• [Listed entries]:
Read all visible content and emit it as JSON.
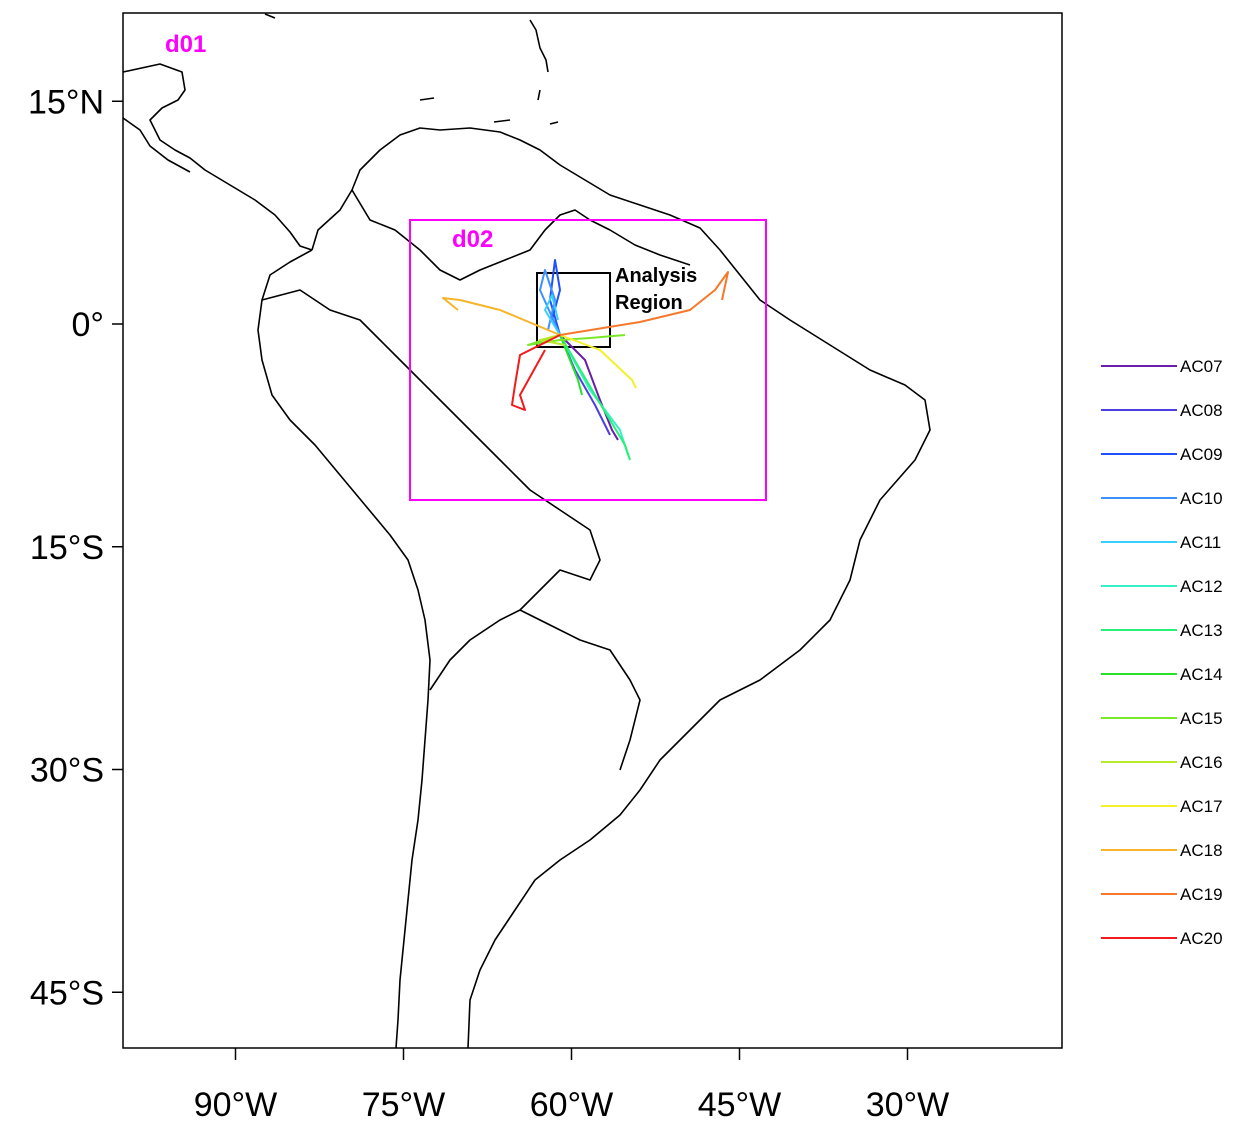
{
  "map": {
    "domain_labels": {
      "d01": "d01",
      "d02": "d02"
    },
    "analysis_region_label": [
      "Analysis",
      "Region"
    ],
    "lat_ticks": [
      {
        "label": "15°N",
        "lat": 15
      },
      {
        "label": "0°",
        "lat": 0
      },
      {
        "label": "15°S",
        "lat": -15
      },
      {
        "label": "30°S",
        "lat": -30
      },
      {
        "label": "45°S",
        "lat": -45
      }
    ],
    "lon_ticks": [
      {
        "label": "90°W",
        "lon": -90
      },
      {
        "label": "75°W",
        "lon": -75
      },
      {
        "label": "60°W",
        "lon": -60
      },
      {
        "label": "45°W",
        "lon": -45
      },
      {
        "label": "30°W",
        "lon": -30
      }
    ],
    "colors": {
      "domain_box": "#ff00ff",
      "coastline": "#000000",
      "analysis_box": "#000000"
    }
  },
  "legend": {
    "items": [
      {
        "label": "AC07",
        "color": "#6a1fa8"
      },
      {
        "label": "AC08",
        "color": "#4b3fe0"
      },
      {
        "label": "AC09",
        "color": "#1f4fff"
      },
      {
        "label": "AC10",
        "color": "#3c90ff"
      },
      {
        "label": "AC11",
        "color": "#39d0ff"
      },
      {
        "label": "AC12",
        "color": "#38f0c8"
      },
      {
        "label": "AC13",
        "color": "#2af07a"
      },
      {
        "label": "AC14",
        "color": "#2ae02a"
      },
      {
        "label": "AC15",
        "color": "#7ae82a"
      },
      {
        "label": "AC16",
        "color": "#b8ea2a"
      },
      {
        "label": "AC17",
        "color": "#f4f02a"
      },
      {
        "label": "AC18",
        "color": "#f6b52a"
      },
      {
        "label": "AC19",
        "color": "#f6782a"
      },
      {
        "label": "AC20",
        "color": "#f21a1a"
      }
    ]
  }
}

• [Problem statement]: Transcribe the records above verbatim. Do not carry over any picture.

• [Answer for the task]:
Read all visible content and emit it as JSON.
{
  "map": {
    "domain_labels": {
      "d01": "d01",
      "d02": "d02"
    },
    "analysis_region_label": [
      "Analysis",
      "Region"
    ],
    "lat_ticks": [
      {
        "label": "15°N",
        "lat": 15
      },
      {
        "label": "0°",
        "lat": 0
      },
      {
        "label": "15°S",
        "lat": -15
      },
      {
        "label": "30°S",
        "lat": -30
      },
      {
        "label": "45°S",
        "lat": -45
      }
    ],
    "lon_ticks": [
      {
        "label": "90°W",
        "lon": -90
      },
      {
        "label": "75°W",
        "lon": -75
      },
      {
        "label": "60°W",
        "lon": -60
      },
      {
        "label": "45°W",
        "lon": -45
      },
      {
        "label": "30°W",
        "lon": -30
      }
    ],
    "colors": {
      "domain_box": "#ff00ff",
      "coastline": "#000000",
      "analysis_box": "#000000"
    }
  },
  "legend": {
    "items": [
      {
        "label": "AC07",
        "color": "#6a1fa8"
      },
      {
        "label": "AC08",
        "color": "#4b3fe0"
      },
      {
        "label": "AC09",
        "color": "#1f4fff"
      },
      {
        "label": "AC10",
        "color": "#3c90ff"
      },
      {
        "label": "AC11",
        "color": "#39d0ff"
      },
      {
        "label": "AC12",
        "color": "#38f0c8"
      },
      {
        "label": "AC13",
        "color": "#2af07a"
      },
      {
        "label": "AC14",
        "color": "#2ae02a"
      },
      {
        "label": "AC15",
        "color": "#7ae82a"
      },
      {
        "label": "AC16",
        "color": "#b8ea2a"
      },
      {
        "label": "AC17",
        "color": "#f4f02a"
      },
      {
        "label": "AC18",
        "color": "#f6b52a"
      },
      {
        "label": "AC19",
        "color": "#f6782a"
      },
      {
        "label": "AC20",
        "color": "#f21a1a"
      }
    ]
  }
}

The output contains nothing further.